(Items listed in a dataset)

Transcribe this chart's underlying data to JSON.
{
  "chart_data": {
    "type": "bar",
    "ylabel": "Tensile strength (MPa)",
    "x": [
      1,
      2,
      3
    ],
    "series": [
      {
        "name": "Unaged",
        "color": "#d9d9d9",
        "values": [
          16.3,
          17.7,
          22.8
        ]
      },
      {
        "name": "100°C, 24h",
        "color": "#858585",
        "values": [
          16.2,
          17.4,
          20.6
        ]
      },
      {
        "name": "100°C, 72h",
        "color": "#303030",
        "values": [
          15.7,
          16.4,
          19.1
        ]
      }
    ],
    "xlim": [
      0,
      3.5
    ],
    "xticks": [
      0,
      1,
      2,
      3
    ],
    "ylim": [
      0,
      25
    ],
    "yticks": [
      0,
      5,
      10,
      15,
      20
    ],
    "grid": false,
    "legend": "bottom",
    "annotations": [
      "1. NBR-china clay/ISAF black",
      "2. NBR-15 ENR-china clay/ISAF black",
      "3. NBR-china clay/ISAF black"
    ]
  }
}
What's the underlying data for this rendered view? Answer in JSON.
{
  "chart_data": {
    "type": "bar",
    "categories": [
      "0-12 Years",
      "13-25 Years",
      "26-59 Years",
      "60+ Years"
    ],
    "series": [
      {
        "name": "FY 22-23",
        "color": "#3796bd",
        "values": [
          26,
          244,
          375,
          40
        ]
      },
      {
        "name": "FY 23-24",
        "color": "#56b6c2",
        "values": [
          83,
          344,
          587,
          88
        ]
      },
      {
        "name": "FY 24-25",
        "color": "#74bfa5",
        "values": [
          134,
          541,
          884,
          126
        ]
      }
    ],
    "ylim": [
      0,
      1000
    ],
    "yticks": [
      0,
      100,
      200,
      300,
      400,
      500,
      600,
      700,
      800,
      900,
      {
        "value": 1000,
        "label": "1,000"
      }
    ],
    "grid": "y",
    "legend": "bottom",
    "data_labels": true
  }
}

> **WHAT THE EXERCISE ASKS**
Show the lines of the records that contain the word "name".

> **RESPONSE BELOW**
        "name": "Unaged",
        "name": "100°C, 24h",
        "name": "100°C, 72h",
        "name": "FY 22-23",
        "name": "FY 23-24",
        "name": "FY 24-25",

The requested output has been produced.